(Stored items)
┏━━
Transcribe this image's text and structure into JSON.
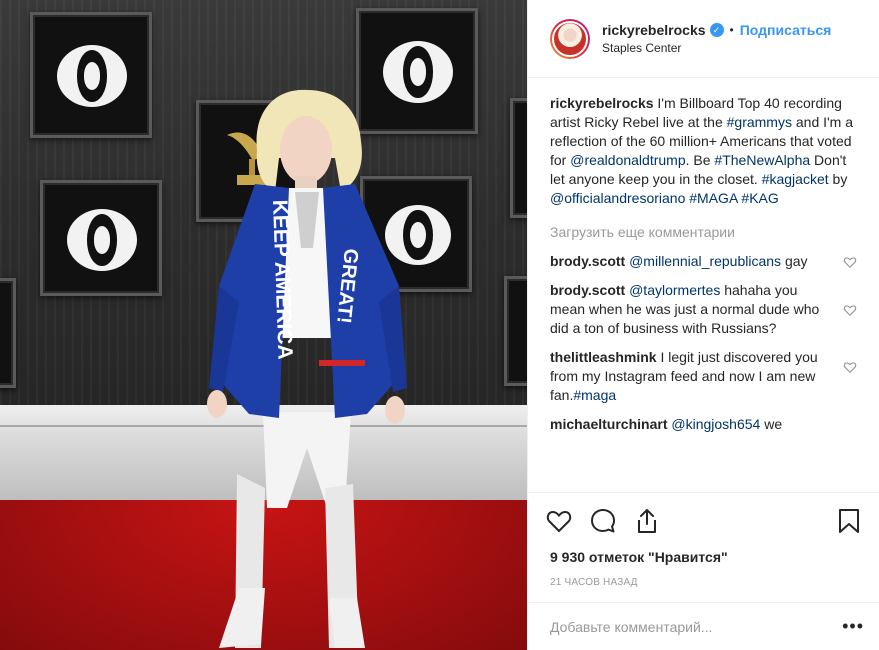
{
  "header": {
    "username": "rickyrebelrocks",
    "separator": "•",
    "follow_label": "Подписаться",
    "location": "Staples Center"
  },
  "caption": {
    "username": "rickyrebelrocks",
    "segments": [
      {
        "text": "I'm Billboard Top 40 recording artist Ricky Rebel live at the ",
        "link": false
      },
      {
        "text": "#grammys",
        "link": true
      },
      {
        "text": " and I'm a reflection of the 60 million+ Americans that voted for ",
        "link": false
      },
      {
        "text": "@realdonaldtrump",
        "link": true
      },
      {
        "text": ". Be ",
        "link": false
      },
      {
        "text": "#TheNewAlpha",
        "link": true
      },
      {
        "text": " Don't let anyone keep you in the closet. ",
        "link": false
      },
      {
        "text": "#kagjacket",
        "link": true
      },
      {
        "text": " by ",
        "link": false
      },
      {
        "text": "@officialandresoriano",
        "link": true
      },
      {
        "text": " ",
        "link": false
      },
      {
        "text": "#MAGA",
        "link": true
      },
      {
        "text": " ",
        "link": false
      },
      {
        "text": "#KAG",
        "link": true
      }
    ]
  },
  "load_more_label": "Загрузить еще комментарии",
  "comments": [
    {
      "username": "brody.scott",
      "mention": "@millennial_republicans",
      "text": " gay",
      "tail_tag": ""
    },
    {
      "username": "brody.scott",
      "mention": "@taylormertes",
      "text": " hahaha you mean when he was just a normal dude who did a ton of business with Russians?",
      "tail_tag": ""
    },
    {
      "username": "thelittleashmink",
      "mention": "",
      "text": "I legit just discovered you from my Instagram feed and now I am new fan.",
      "tail_tag": "#maga"
    },
    {
      "username": "michaelturchinart",
      "mention": "@kingjosh654",
      "text": " we",
      "tail_tag": ""
    }
  ],
  "actions": {
    "like_icon": "heart-icon",
    "comment_icon": "comment-icon",
    "share_icon": "share-icon",
    "save_icon": "bookmark-icon"
  },
  "likes_text": "9 930 отметок \"Нравится\"",
  "timestamp": "21 часов назад",
  "add_comment": {
    "placeholder": "Добавьте комментарий...",
    "more_label": "•••"
  },
  "photo": {
    "jacket_text_left": "KEEP AMERICA",
    "jacket_text_right": "GREAT!",
    "colors": {
      "carpet": "#a40f10",
      "jacket": "#1f3fa8",
      "wall": "#2e2e2e"
    }
  },
  "colors": {
    "link": "#003569",
    "accent": "#3897f0",
    "muted": "#999999"
  }
}
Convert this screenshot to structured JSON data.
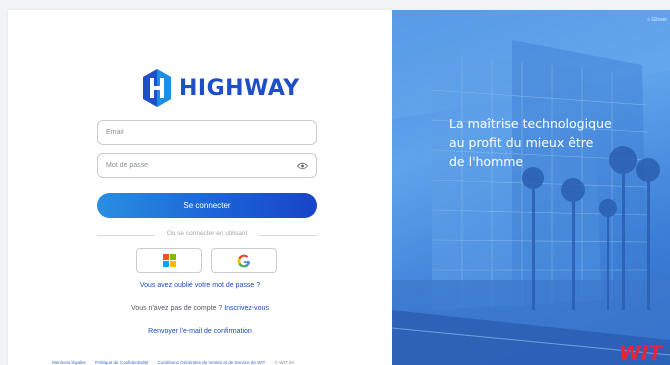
{
  "brand": {
    "name": "HIGHWAY"
  },
  "login": {
    "email_placeholder": "Email",
    "password_placeholder": "Mot de passe",
    "submit_label": "Se connecter",
    "divider_text": "Ou se connecter en utilisant",
    "sso": [
      "microsoft-icon",
      "google-icon"
    ],
    "forgot_password": "Vous avez oublié votre mot de passe ?",
    "no_account_text": "Vous n'avez pas de compte ?",
    "signup_link": "Inscrivez-vous",
    "resend_confirmation": "Renvoyer l'e-mail de confirmation"
  },
  "footer": {
    "legal": "Mentions légales",
    "privacy": "Politique de Confidentialité",
    "terms": "Conditions Générales de Ventes et de Service de WIT",
    "copyright": "© WIT SA"
  },
  "hero": {
    "corner_text": "« Glisser",
    "tagline_line1": "La maîtrise technologique",
    "tagline_line2": "au profit du mieux être",
    "tagline_line3": "de l'homme",
    "partner_logo": "WIT"
  },
  "colors": {
    "primary": "#1b4ec0",
    "button_start": "#2a8fe0",
    "button_end": "#1844c7",
    "hero_overlay": "#4a8fe0",
    "accent_red": "#e8243c"
  }
}
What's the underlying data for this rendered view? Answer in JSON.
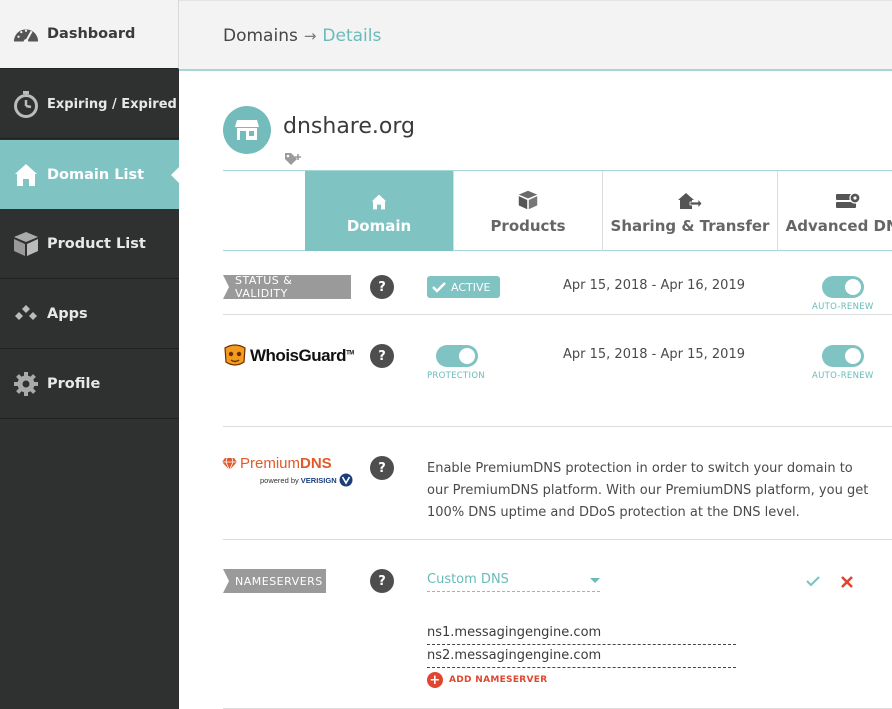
{
  "sidebar": {
    "items": [
      {
        "label": "Dashboard",
        "icon": "speedometer-icon"
      },
      {
        "label": "Expiring / Expired",
        "icon": "stopwatch-icon"
      },
      {
        "label": "Domain List",
        "icon": "home-icon"
      },
      {
        "label": "Product List",
        "icon": "box-icon"
      },
      {
        "label": "Apps",
        "icon": "apps-icon"
      },
      {
        "label": "Profile",
        "icon": "gear-icon"
      }
    ]
  },
  "breadcrumb": {
    "root": "Domains",
    "separator": "→",
    "current": "Details"
  },
  "domain": {
    "name": "dnshare.org",
    "icon": "storefront-icon"
  },
  "tabs": [
    {
      "label": "Domain",
      "icon": "home-icon"
    },
    {
      "label": "Products",
      "icon": "box-icon"
    },
    {
      "label": "Sharing & Transfer",
      "icon": "house-transfer-icon"
    },
    {
      "label": "Advanced DNS",
      "icon": "server-gear-icon"
    }
  ],
  "status": {
    "label": "STATUS & VALIDITY",
    "help": "?",
    "badge": "ACTIVE",
    "dates": "Apr 15, 2018 - Apr 16, 2019",
    "autorenew_label": "AUTO-RENEW",
    "autorenew_on": true
  },
  "whoisguard": {
    "logo_text": "WhoisGuard",
    "logo_tm": "TM",
    "help": "?",
    "protection_label": "PROTECTION",
    "protection_on": true,
    "dates": "Apr 15, 2018 - Apr 15, 2019",
    "autorenew_label": "AUTO-RENEW",
    "autorenew_on": true
  },
  "premiumdns": {
    "logo_main": "Premium",
    "logo_bold": "DNS",
    "logo_sub": "powered by",
    "logo_sub_brand": "VERISIGN",
    "help": "?",
    "description": "Enable PremiumDNS protection in order to switch your domain to our PremiumDNS platform. With our PremiumDNS platform, you get 100% DNS uptime and DDoS protection at the DNS level."
  },
  "nameservers": {
    "label": "NAMESERVERS",
    "help": "?",
    "selected": "Custom DNS",
    "entries": [
      "ns1.messagingengine.com",
      "ns2.messagingengine.com"
    ],
    "add_label": "ADD NAMESERVER"
  },
  "colors": {
    "accent": "#7fc3c3",
    "sidebar": "#2f3131",
    "danger": "#e0462f"
  }
}
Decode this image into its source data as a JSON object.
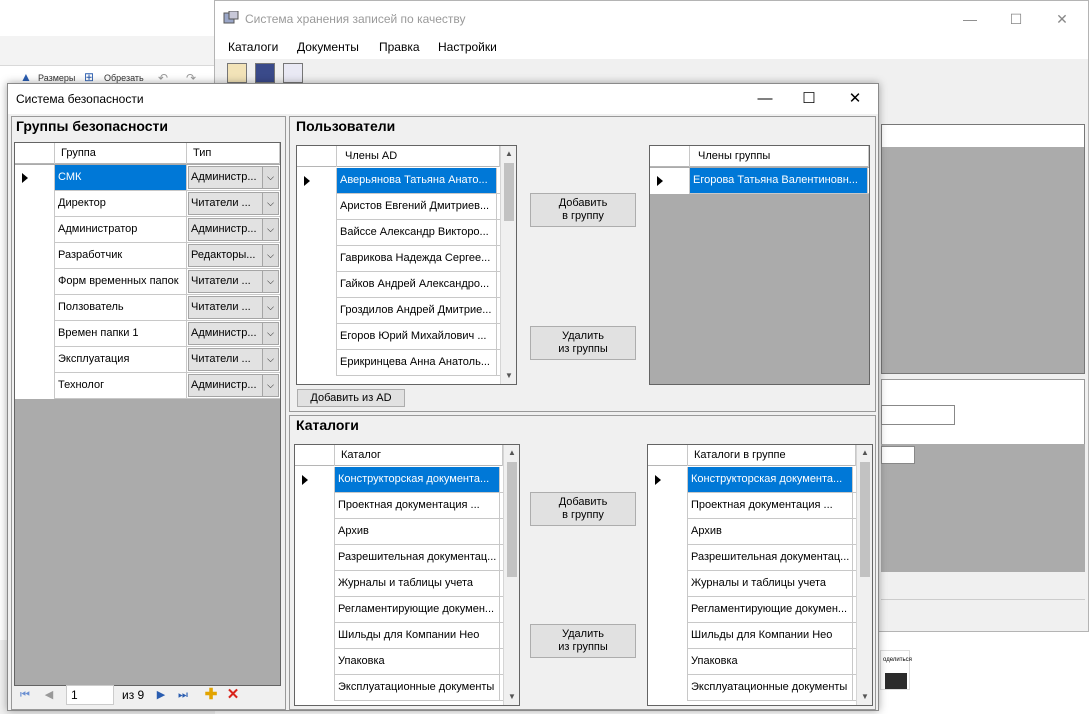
┗━━
# [Given request]
Print all of the records shown above exactly, leaving out each picture.

# [Expected output]
Transcribe this image's text and structure into JSON.
{
  "header": {
    "username": "rickyrebelrocks",
    "separator": "•",
    "follow_label": "Подписаться",
    "location": "Staples Center"
  },
  "caption": {
    "username": "rickyrebelrocks",
    "segments": [
      {
        "text": "I'm Billboard Top 40 recording artist Ricky Rebel live at the ",
        "link": false
      },
      {
        "text": "#grammys",
        "link": true
      },
      {
        "text": " and I'm a reflection of the 60 million+ Americans that voted for ",
        "link": false
      },
      {
        "text": "@realdonaldtrump",
        "link": true
      },
      {
        "text": ". Be ",
        "link": false
      },
      {
        "text": "#TheNewAlpha",
        "link": true
      },
      {
        "text": " Don't let anyone keep you in the closet. ",
        "link": false
      },
      {
        "text": "#kagjacket",
        "link": true
      },
      {
        "text": " by ",
        "link": false
      },
      {
        "text": "@officialandresoriano",
        "link": true
      },
      {
        "text": " ",
        "link": false
      },
      {
        "text": "#MAGA",
        "link": true
      },
      {
        "text": " ",
        "link": false
      },
      {
        "text": "#KAG",
        "link": true
      }
    ]
  },
  "load_more_label": "Загрузить еще комментарии",
  "comments": [
    {
      "username": "brody.scott",
      "mention": "@millennial_republicans",
      "text": " gay",
      "tail_tag": ""
    },
    {
      "username": "brody.scott",
      "mention": "@taylormertes",
      "text": " hahaha you mean when he was just a normal dude who did a ton of business with Russians?",
      "tail_tag": ""
    },
    {
      "username": "thelittleashmink",
      "mention": "",
      "text": "I legit just discovered you from my Instagram feed and now I am new fan.",
      "tail_tag": "#maga"
    },
    {
      "username": "michaelturchinart",
      "mention": "@kingjosh654",
      "text": " we",
      "tail_tag": ""
    }
  ],
  "actions": {
    "like_icon": "heart-icon",
    "comment_icon": "comment-icon",
    "share_icon": "share-icon",
    "save_icon": "bookmark-icon"
  },
  "likes_text": "9 930 отметок \"Нравится\"",
  "timestamp": "21 часов назад",
  "add_comment": {
    "placeholder": "Добавьте комментарий...",
    "more_label": "•••"
  },
  "photo": {
    "jacket_text_left": "KEEP AMERICA",
    "jacket_text_right": "GREAT!",
    "colors": {
      "carpet": "#a40f10",
      "jacket": "#1f3fa8",
      "wall": "#2e2e2e"
    }
  },
  "colors": {
    "link": "#003569",
    "accent": "#3897f0",
    "muted": "#999999"
  }
}
Convert this screenshot to structured JSON data.
{
  "brand": {
    "name": "HIGHWAY"
  },
  "login": {
    "email_placeholder": "Email",
    "password_placeholder": "Mot de passe",
    "submit_label": "Se connecter",
    "divider_text": "Ou se connecter en utilisant",
    "sso": [
      "microsoft-icon",
      "google-icon"
    ],
    "forgot_password": "Vous avez oublié votre mot de passe ?",
    "no_account_text": "Vous n'avez pas de compte ?",
    "signup_link": "Inscrivez-vous",
    "resend_confirmation": "Renvoyer l'e-mail de confirmation"
  },
  "footer": {
    "legal": "Mentions légales",
    "privacy": "Politique de Confidentialité",
    "terms": "Conditions Générales de Ventes et de Service de WIT",
    "copyright": "© WIT SA"
  },
  "hero": {
    "corner_text": "« Glisser",
    "tagline_line1": "La maîtrise technologique",
    "tagline_line2": "au profit du mieux être",
    "tagline_line3": "de l'homme",
    "partner_logo": "WIT"
  },
  "colors": {
    "primary": "#1b4ec0",
    "button_start": "#2a8fe0",
    "button_end": "#1844c7",
    "hero_overlay": "#4a8fe0",
    "accent_red": "#e8243c"
  }
}
What's the underlying data for this rendered view? Answer in JSON.
{
  "sidebar": {
    "items": [
      {
        "label": "Dashboard",
        "icon": "speedometer-icon"
      },
      {
        "label": "Expiring / Expired",
        "icon": "stopwatch-icon"
      },
      {
        "label": "Domain List",
        "icon": "home-icon"
      },
      {
        "label": "Product List",
        "icon": "box-icon"
      },
      {
        "label": "Apps",
        "icon": "apps-icon"
      },
      {
        "label": "Profile",
        "icon": "gear-icon"
      }
    ]
  },
  "breadcrumb": {
    "root": "Domains",
    "separator": "→",
    "current": "Details"
  },
  "domain": {
    "name": "dnshare.org",
    "icon": "storefront-icon"
  },
  "tabs": [
    {
      "label": "Domain",
      "icon": "home-icon"
    },
    {
      "label": "Products",
      "icon": "box-icon"
    },
    {
      "label": "Sharing & Transfer",
      "icon": "house-transfer-icon"
    },
    {
      "label": "Advanced DNS",
      "icon": "server-gear-icon"
    }
  ],
  "status": {
    "label": "STATUS & VALIDITY",
    "help": "?",
    "badge": "ACTIVE",
    "dates": "Apr 15, 2018 - Apr 16, 2019",
    "autorenew_label": "AUTO-RENEW",
    "autorenew_on": true
  },
  "whoisguard": {
    "logo_text": "WhoisGuard",
    "logo_tm": "TM",
    "help": "?",
    "protection_label": "PROTECTION",
    "protection_on": true,
    "dates": "Apr 15, 2018 - Apr 15, 2019",
    "autorenew_label": "AUTO-RENEW",
    "autorenew_on": true
  },
  "premiumdns": {
    "logo_main": "Premium",
    "logo_bold": "DNS",
    "logo_sub": "powered by",
    "logo_sub_brand": "VERISIGN",
    "help": "?",
    "description": "Enable PremiumDNS protection in order to switch your domain to our PremiumDNS platform. With our PremiumDNS platform, you get 100% DNS uptime and DDoS protection at the DNS level."
  },
  "nameservers": {
    "label": "NAMESERVERS",
    "help": "?",
    "selected": "Custom DNS",
    "entries": [
      "ns1.messagingengine.com",
      "ns2.messagingengine.com"
    ],
    "add_label": "ADD NAMESERVER"
  },
  "colors": {
    "accent": "#7fc3c3",
    "sidebar": "#2f3131",
    "danger": "#e0462f"
  }
}
Decode this image into its source data as a JSON object.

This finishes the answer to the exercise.